Repeat every line of the data exactly, but not the pictures.

== RAW DATA

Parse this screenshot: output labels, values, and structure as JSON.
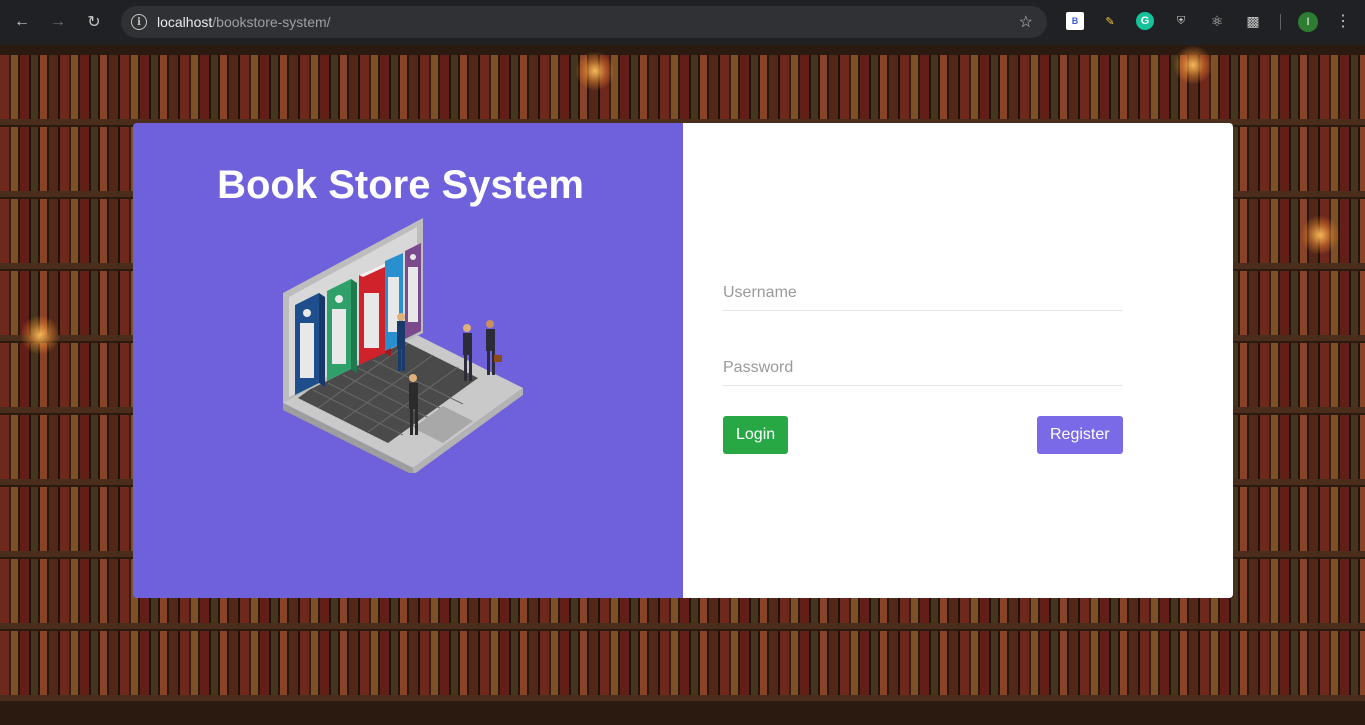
{
  "browser": {
    "url_host": "localhost",
    "url_path": "/bookstore-system/",
    "profile_initial": "I"
  },
  "page": {
    "title": "Book Store System"
  },
  "form": {
    "username_placeholder": "Username",
    "username_value": "",
    "password_placeholder": "Password",
    "password_value": "",
    "login_label": "Login",
    "register_label": "Register"
  },
  "colors": {
    "left_panel": "#6f60dc",
    "login_button": "#28a745",
    "register_button": "#7a6ae8"
  }
}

====

_THE RESULT_
Parse this screenshot: output labels, values, and structure as JSON.
{
  "browser": {
    "url_host": "localhost",
    "url_path": "/bookstore-system/",
    "profile_initial": "I"
  },
  "page": {
    "title": "Book Store System"
  },
  "form": {
    "username_placeholder": "Username",
    "username_value": "",
    "password_placeholder": "Password",
    "password_value": "",
    "login_label": "Login",
    "register_label": "Register"
  },
  "colors": {
    "left_panel": "#6f60dc",
    "login_button": "#28a745",
    "register_button": "#7a6ae8"
  }
}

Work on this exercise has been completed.